**WHAT TO DO:**
A) In the passage on monitoring corrosion under insulation, what does the humidity measurement system described in WO/2009/002180 lack?
B) Please carry on the passage on monitoring corrosion under insulation, beginning right after its final sentence.

**PASSAGE GIVEN:**

------------------------------

1. Technical Field
The invention relates to corrosion monitoring in general and more specifically a permanently installed monitoring system for corrosion under insulation (PIMSCUI) and a method for performing the monitoring of said system.
2. Background Art
Pipeline and process vessel corrosion under insulation is an enormous and costly problem across northern European oil and gas installations, and similar weather related challenges are likely to face other growing markets around the world such as those in Canada and Brazil. At present CUI detection is a slow manual process requiring skilled inspectors with costly inspection tools. There are no permanent monitoring systems available suitable for CUI purposes. Enormous direct cost reductions could be achieved through better decision making enabled by permanent monitoring technology. Savings would be magnified through the reduction of indirect costs such as CUI related shutdowns.
From prior art one should refer to US patent application US20100141281 based on WO/2009/002180 by Johnsen disclosing a fibre optic based humidity measurements. The problem is that such a measurement systems lacks a mechanism to confirm that corrosion has taken place. Furthermore the system of WO/2009/002180 refers the implementation of a grid or line of discrete and spaced humidity sensors, and as such the humidity can only be measured where the discrete sensing elements exist
References should also be made to US 2012294124 A1, regarding monitoring of corrosion in a pipe.

------------------------------

**DATA:**
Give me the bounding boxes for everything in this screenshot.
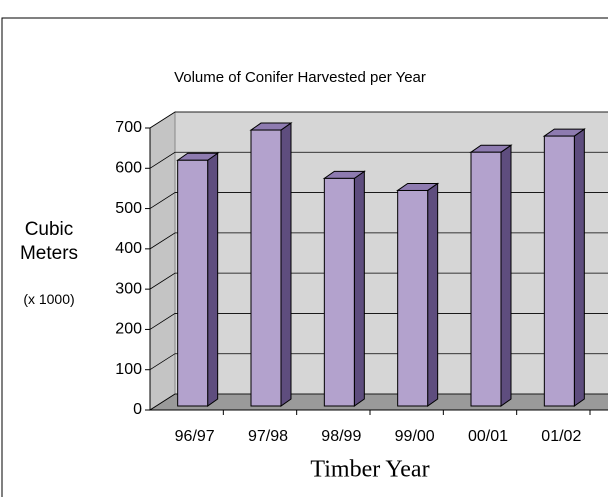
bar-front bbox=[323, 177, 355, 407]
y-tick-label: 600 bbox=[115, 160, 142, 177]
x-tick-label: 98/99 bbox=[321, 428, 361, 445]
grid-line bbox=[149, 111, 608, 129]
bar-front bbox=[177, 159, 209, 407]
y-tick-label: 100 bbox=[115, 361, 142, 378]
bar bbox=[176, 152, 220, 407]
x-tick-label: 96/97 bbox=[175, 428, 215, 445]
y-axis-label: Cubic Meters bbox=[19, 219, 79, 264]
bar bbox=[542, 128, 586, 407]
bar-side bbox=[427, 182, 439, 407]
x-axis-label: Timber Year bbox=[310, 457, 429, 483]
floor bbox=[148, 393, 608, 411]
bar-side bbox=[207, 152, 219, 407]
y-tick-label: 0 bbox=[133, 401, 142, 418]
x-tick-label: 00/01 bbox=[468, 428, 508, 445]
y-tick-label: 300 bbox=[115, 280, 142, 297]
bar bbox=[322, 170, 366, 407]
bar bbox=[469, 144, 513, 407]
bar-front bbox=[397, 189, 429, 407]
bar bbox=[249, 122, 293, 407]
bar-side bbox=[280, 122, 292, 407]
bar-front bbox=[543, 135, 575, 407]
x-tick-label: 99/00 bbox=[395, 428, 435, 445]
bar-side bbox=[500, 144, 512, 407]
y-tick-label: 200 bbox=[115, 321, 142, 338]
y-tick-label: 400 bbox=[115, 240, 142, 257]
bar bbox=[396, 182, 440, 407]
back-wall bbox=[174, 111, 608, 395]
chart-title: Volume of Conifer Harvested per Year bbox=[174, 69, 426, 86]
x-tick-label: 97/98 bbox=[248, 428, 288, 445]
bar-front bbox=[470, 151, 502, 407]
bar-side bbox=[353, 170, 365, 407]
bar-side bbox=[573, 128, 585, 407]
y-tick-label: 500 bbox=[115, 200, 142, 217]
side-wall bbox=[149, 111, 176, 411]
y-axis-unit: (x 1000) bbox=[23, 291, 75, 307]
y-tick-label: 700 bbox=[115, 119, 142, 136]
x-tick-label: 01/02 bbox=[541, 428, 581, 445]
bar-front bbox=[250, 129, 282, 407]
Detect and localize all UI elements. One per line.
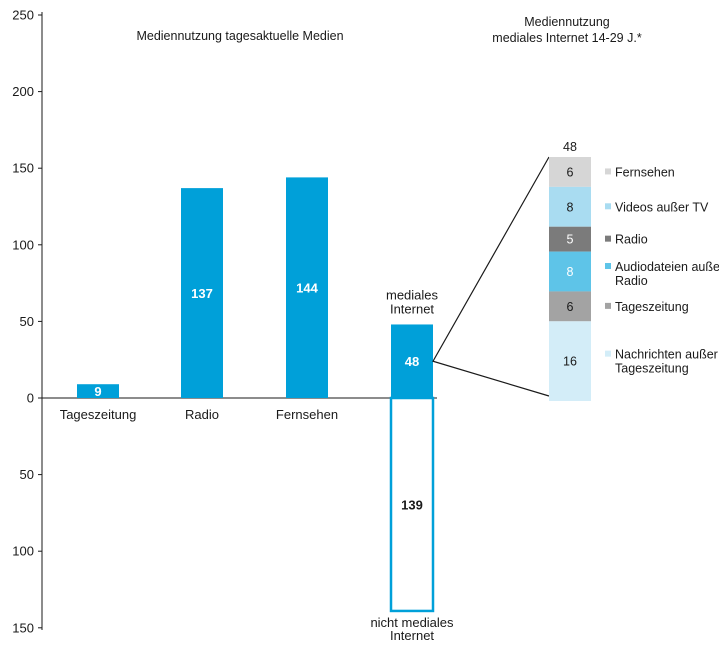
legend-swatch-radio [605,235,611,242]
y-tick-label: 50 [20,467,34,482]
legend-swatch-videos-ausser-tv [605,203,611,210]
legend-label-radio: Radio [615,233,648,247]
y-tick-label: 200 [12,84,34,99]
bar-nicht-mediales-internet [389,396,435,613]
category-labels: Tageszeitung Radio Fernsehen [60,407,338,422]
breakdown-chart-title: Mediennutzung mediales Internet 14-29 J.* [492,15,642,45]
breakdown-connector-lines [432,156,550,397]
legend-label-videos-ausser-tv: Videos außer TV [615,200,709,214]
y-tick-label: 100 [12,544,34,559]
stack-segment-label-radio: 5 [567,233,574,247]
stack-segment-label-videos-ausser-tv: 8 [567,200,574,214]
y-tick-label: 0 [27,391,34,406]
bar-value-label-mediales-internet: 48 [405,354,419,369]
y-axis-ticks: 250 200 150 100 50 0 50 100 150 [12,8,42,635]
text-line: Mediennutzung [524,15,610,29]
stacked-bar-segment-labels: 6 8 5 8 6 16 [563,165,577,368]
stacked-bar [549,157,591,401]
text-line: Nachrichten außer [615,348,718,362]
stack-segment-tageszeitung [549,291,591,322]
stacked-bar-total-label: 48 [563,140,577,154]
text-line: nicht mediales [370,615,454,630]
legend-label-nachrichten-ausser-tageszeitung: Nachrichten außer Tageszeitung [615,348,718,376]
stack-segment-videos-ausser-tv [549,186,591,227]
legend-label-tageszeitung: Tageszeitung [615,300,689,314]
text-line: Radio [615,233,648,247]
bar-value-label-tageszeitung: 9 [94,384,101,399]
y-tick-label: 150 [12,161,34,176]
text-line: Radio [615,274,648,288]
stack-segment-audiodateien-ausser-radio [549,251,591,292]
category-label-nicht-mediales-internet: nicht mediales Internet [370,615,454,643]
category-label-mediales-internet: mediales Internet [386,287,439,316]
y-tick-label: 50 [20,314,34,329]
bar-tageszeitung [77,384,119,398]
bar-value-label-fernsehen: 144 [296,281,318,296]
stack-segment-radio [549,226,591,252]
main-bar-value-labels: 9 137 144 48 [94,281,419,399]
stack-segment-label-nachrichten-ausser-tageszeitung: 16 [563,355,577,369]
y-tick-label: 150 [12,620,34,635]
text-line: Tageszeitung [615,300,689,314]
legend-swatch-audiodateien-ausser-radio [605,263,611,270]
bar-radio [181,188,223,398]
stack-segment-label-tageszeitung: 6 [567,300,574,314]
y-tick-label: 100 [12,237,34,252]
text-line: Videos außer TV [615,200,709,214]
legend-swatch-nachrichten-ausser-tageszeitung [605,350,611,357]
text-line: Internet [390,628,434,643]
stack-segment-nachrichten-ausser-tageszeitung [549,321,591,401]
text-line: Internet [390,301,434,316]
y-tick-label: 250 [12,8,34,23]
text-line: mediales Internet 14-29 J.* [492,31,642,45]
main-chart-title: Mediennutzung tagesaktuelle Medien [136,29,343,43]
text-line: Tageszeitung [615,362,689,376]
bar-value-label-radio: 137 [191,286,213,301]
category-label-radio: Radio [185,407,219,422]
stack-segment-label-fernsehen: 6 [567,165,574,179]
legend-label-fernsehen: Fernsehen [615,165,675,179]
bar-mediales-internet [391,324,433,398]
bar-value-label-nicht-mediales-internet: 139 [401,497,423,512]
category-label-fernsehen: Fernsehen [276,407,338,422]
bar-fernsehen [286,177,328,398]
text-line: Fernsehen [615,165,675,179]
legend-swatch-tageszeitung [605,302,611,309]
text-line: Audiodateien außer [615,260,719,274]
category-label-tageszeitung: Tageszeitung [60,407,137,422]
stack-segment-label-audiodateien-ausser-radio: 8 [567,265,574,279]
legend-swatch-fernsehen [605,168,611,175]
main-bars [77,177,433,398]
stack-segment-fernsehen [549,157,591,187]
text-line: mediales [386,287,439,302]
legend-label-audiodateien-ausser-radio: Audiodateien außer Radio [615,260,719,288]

------------------------------

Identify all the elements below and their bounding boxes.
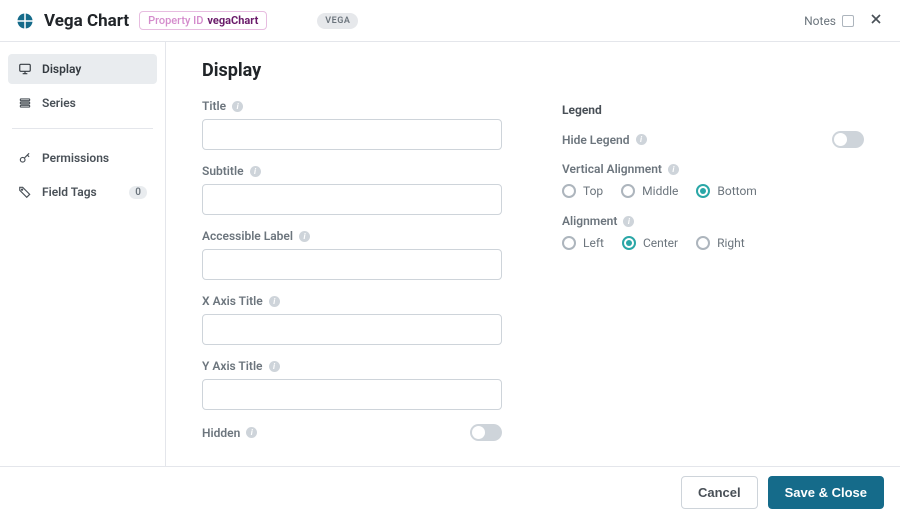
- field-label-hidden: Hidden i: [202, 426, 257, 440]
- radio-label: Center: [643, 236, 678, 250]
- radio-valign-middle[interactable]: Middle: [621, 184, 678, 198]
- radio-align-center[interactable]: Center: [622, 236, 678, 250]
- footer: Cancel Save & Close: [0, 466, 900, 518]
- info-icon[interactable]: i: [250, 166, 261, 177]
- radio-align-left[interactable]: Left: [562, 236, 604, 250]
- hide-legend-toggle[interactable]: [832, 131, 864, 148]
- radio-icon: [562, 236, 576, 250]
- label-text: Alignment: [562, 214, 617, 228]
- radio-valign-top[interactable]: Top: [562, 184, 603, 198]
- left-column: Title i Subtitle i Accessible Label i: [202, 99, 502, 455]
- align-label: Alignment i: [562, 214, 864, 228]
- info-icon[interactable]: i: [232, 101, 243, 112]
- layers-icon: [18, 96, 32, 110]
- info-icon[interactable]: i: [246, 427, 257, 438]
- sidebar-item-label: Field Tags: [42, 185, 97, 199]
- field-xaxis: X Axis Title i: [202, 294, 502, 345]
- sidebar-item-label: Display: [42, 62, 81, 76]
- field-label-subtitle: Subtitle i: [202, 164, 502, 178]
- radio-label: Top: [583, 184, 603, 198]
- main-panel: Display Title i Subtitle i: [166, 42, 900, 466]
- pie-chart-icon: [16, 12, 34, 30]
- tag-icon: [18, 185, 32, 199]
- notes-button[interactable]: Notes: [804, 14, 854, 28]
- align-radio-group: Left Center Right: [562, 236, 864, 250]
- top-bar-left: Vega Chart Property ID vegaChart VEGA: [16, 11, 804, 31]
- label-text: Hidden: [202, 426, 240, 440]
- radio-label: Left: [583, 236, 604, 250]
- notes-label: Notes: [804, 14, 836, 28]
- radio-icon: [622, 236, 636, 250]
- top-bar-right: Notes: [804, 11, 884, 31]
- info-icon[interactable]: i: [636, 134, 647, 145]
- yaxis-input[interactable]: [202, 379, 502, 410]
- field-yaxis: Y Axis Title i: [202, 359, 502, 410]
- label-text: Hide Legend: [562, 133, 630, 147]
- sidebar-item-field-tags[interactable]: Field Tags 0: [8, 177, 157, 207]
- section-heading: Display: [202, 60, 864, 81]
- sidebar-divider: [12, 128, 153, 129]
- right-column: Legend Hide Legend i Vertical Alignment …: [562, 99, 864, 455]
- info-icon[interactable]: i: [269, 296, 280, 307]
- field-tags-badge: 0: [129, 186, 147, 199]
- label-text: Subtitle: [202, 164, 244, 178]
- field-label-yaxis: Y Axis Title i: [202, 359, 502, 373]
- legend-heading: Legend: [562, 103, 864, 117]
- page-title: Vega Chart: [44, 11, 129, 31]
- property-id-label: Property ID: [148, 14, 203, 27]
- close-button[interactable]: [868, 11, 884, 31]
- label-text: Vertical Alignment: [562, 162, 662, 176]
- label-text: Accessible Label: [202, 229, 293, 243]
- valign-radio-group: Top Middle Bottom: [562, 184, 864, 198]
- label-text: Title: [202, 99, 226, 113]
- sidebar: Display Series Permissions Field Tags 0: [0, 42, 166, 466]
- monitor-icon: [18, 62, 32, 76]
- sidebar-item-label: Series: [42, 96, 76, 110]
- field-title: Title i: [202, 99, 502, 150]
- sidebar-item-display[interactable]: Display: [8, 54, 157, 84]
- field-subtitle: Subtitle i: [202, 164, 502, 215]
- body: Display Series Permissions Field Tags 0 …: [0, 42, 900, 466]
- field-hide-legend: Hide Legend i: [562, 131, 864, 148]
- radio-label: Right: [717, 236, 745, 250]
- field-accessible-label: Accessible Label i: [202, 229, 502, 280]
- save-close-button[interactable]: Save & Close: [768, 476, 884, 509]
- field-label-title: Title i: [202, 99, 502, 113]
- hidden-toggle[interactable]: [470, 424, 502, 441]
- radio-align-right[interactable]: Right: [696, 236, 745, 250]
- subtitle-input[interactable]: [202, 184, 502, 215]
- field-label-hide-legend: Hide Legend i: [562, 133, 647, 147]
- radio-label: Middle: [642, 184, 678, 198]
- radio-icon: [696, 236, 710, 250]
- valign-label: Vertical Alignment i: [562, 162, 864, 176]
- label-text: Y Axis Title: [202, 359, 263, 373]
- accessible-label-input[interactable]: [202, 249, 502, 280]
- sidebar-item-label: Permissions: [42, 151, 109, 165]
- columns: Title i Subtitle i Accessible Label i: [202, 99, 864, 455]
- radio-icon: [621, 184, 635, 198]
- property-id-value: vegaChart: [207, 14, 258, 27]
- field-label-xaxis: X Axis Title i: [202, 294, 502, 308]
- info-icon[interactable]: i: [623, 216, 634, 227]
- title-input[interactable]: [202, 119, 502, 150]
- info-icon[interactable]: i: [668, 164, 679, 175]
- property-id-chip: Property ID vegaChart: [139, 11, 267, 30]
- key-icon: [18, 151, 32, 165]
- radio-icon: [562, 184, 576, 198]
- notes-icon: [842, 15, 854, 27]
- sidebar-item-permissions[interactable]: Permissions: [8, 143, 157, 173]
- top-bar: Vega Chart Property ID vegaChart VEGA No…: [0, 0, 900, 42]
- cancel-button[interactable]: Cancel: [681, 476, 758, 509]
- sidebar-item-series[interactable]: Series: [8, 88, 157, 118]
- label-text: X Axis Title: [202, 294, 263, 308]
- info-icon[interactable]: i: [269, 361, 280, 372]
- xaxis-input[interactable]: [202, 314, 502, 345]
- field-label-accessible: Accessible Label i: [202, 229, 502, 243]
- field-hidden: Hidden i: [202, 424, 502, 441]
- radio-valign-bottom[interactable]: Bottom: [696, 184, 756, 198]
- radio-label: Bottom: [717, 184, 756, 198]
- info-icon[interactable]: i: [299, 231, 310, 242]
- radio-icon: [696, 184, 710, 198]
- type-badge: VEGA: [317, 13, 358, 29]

------------------------------

**RESULTS BY TASK:**
A) It lacks a mechanism to confirm that corrosion has taken place.

B)
Finally from prior art one should also refer to US 2012092960 A1, regarding a system having distributed acoustic sensors wherein an optical fibre is used for distribution of signals.
Therefore, a main objective of the present invention is to provide a permanently installed monitoring system for corrosion under insulation (PIMSCUI) and a method for performing the monitoring of said system.
In one aspect a permanently installed fibre optic technology for monitoring corrosion under insulation (CUI) continuously over large surface areas is provided. The technology revolves around discrete or continuous moisture under insulation monitoring using fibre optics, alone or in combination with direct measurements for CUI. The direct measurements can either be spot measurements or quantities averaged over any given length of the installation. The technology has extremely low installation overhead demands: minimal power cabling is required, and signal transmission is through the fibre optic sensing cable.
The objective is achieved according to the invention by a sensor system for corrosion monitoring as defined in the preamble of claim 1, having the features of the characterising portion of claim 1, and by a sensor system for corrosion monitoring as defined in the preamble of claim 1, having the features of the characterising portion of claim 1
The present invention attains the above-described objective by a fibre optic cable permanently mounted between walls of a pipeline and pipeline insulation surrounding the pipeline and placement of acoustic emitters along the length of the pipeline in mechanical contact with the optical fibre. The acoustic emitters send a pulsed acoustic signal towards the pipeline which is received by the optical fibre, the acoustic signal subsequently travels through significant depths of the pipeline wall, if desired up to the extent that said wave is reflecting from the inner diameter of the pipeline before the reflected pulse is received at the optical fibre.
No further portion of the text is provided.